START

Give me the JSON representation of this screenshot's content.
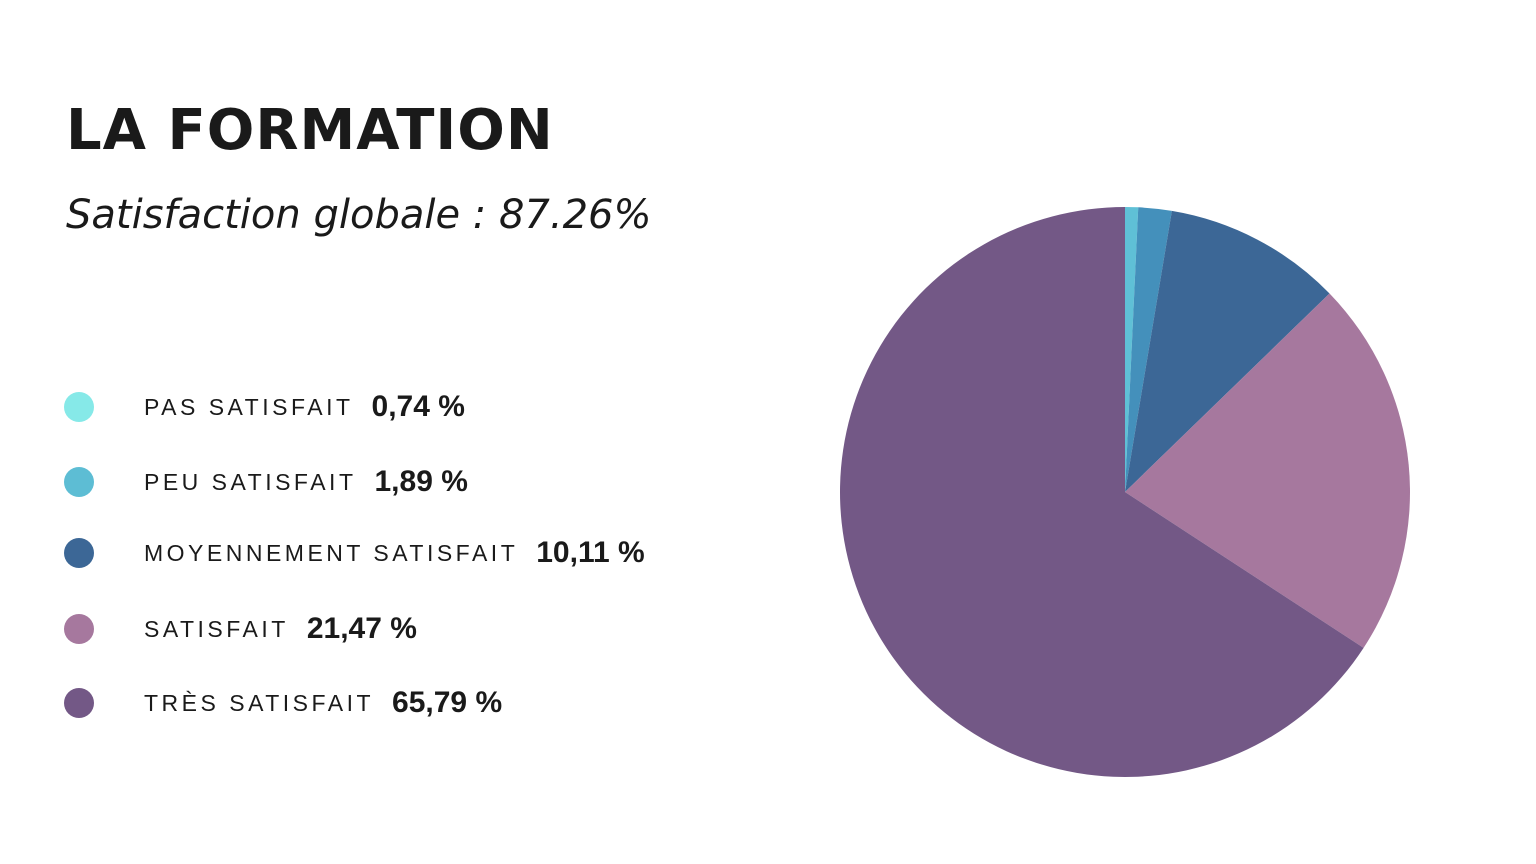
{
  "chart_data": {
    "type": "pie",
    "title": "LA FORMATION",
    "subtitle": "Satisfaction globale : 87.26%",
    "categories": [
      "PAS SATISFAIT",
      "PEU SATISFAIT",
      "MOYENNEMENT SATISFAIT",
      "SATISFAIT",
      "TRÈS SATISFAIT"
    ],
    "values": [
      0.74,
      1.89,
      10.11,
      21.47,
      65.79
    ],
    "value_labels": [
      "0,74 %",
      "1,89 %",
      "10,11 %",
      "21,47 %",
      "65,79 %"
    ],
    "legend_colors": [
      "#86E9E8",
      "#5DBDD4",
      "#3C6796",
      "#A6789E",
      "#735886"
    ],
    "slice_colors": [
      "#5FC0D6",
      "#4490BB",
      "#3C6796",
      "#A6789E",
      "#735886"
    ],
    "start": "top, clockwise",
    "legend_placement": "left"
  }
}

END

**Exercise instructions:** Nothing in the entries should change as you copy them, except that the pictures are left out.

**Full answer:**
Give me the JSON representation of this screenshot's content.
{
  "chart_data": {
    "type": "pie",
    "title": "LA FORMATION",
    "subtitle": "Satisfaction globale : 87.26%",
    "categories": [
      "PAS SATISFAIT",
      "PEU SATISFAIT",
      "MOYENNEMENT SATISFAIT",
      "SATISFAIT",
      "TRÈS SATISFAIT"
    ],
    "values": [
      0.74,
      1.89,
      10.11,
      21.47,
      65.79
    ],
    "value_labels": [
      "0,74 %",
      "1,89 %",
      "10,11 %",
      "21,47 %",
      "65,79 %"
    ],
    "legend_colors": [
      "#86E9E8",
      "#5DBDD4",
      "#3C6796",
      "#A6789E",
      "#735886"
    ],
    "slice_colors": [
      "#5FC0D6",
      "#4490BB",
      "#3C6796",
      "#A6789E",
      "#735886"
    ],
    "start": "top, clockwise",
    "legend_placement": "left"
  }
}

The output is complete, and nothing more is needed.